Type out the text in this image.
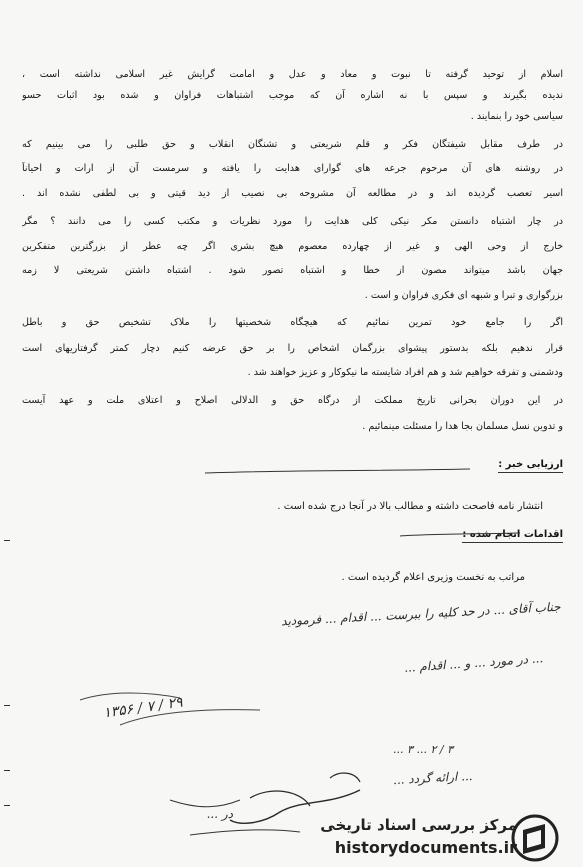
اسلام از توحید گرفته تا نبوت و معاد و عدل و امامت گرایش غیر اسلامی نداشته است ،
ندیده بگیرند و سپس با نه اشاره آن که موجب اشتباهات فراوان و شده بود اثبات حسو
سیاسی خود را بنمایند .
در طرف مقابل شیفتگان فکر و قلم شریعتی و تشنگان انقلاب و حق طلبی را می بینیم که
در روشنه های آن مرحوم جرعه های گوارای هدایت را یافته و سرمست آن از ارات و احیاناً
اسیر تعصب گردیده اند و در مطالعه آن مشروحه بی نصیب از دید قیتی و بی لطفی نشده اند .
در چار اشتباه دانستن مکر نیکی کلی هدایت را مورد نظریات و مکتب کسی را می دانند ؟ مگر
خارج از وحی الهی و غیر از چهارده معصوم هیچ بشری اگر چه عطر از بزرگترین متفکرین
جهان باشد میتواند مصون از خطا و اشتباه تصور شود . اشتباه داشتن شریعتی لا زمه
بزرگواری و تبرا و شبهه ای فکری فراوان و است .
اگر را جامع خود تمرین نمائیم که هیچگاه شخصیتها را ملاک تشخیص حق و باطل
قرار ندهیم بلکه بدستور پیشوای بزرگمان اشخاص را بر حق عرضه کنیم دچار کمتر گرفتاریهای است
ودشمنی و تفرقه خواهیم شد و هم افراد شایسته ما نیکوکار و عزیز خواهند شد .
در این دوران بحرانی تاریخ مملکت از درگاه حق و الدلالی اصلاح و اعتلای ملت و عهد آیست
و تدوین نسل مسلمان بجا هدا را مسئلت مینمائیم .
ارزیابی خبر :
انتشار نامه فاصحت داشته و مطالب بالا در آنجا درج شده است .
اقدامات انجام شده :
مراتب به نخست وزیری اعلام گردیده است .
جناب آقای ... در حد کلیه را ببرست ... اقدام ... فرمودید
... در مورد ... و ... اقدام ...
۲۹ / ۷ / ۱۳۵۶
۳ / ۲ ... ۳ ...
... ارائه گردد ...
در ...
مرکز بررسی اسناد تاریخی
historydocuments.ir
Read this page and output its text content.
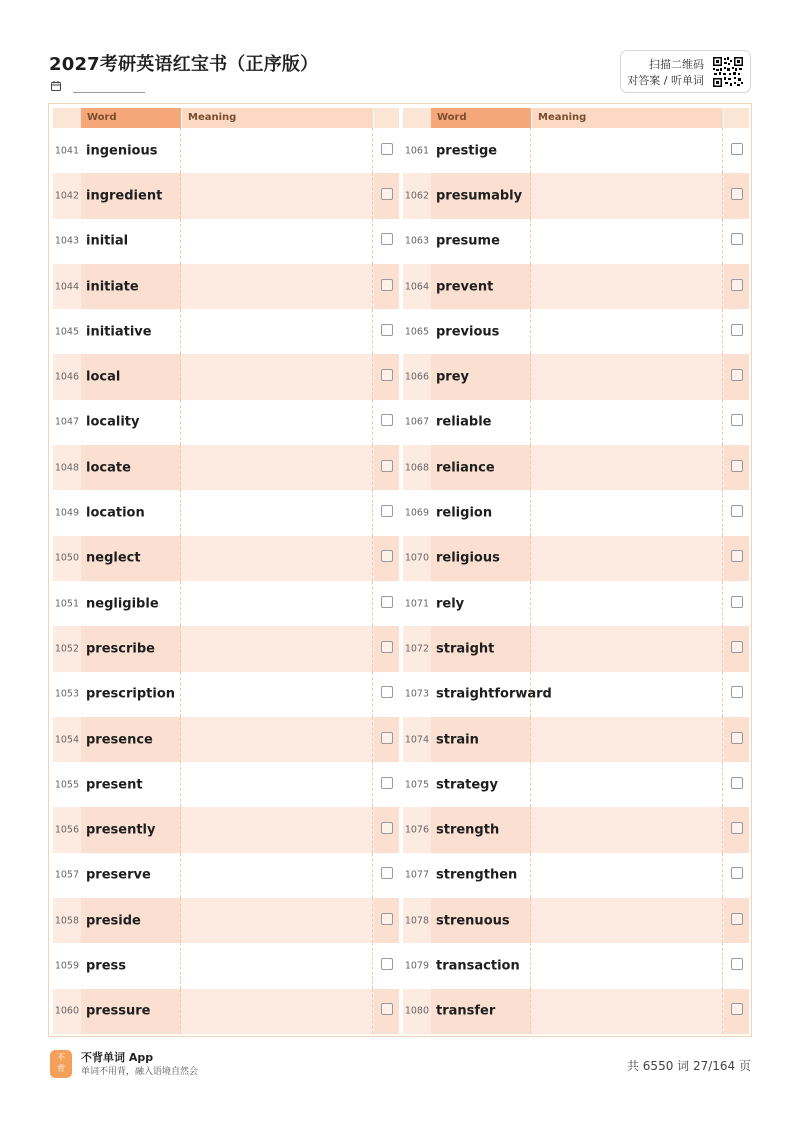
2027考研英语红宝书（正序版）	扫描二维码
对答案 / 听单词
Word	Meaning
1041 ingenious
1042 ingredient
1043 initial
1044 initiate
1045 initiative
1046 local
1047 locality
1048 locate
1049 location
1050 neglect
1051 negligible
1052 prescribe
1053 prescription
1054 presence
1055 present
1056 presently
1057 preserve
1058 preside
1059 press
1060 pressure
Word	Meaning
1061 prestige
1062 presumably
1063 presume
1064 prevent
1065 previous
1066 prey
1067 reliable
1068 reliance
1069 religion
1070 religious
1071 rely
1072 straight
1073 straightforward
1074 strain
1075 strategy
1076 strength
1077 strengthen
1078 strenuous
1079 transaction
1080 transfer
不
背
不背单词 App
单词不用背，融入语境自然会	共 6550 词 27/164 页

**WHAT YOU SHOULD DO:**
Exactly how many lines of the material contain the word "مورد"? Write the number alone.

**RESPONSE BELOW:**
2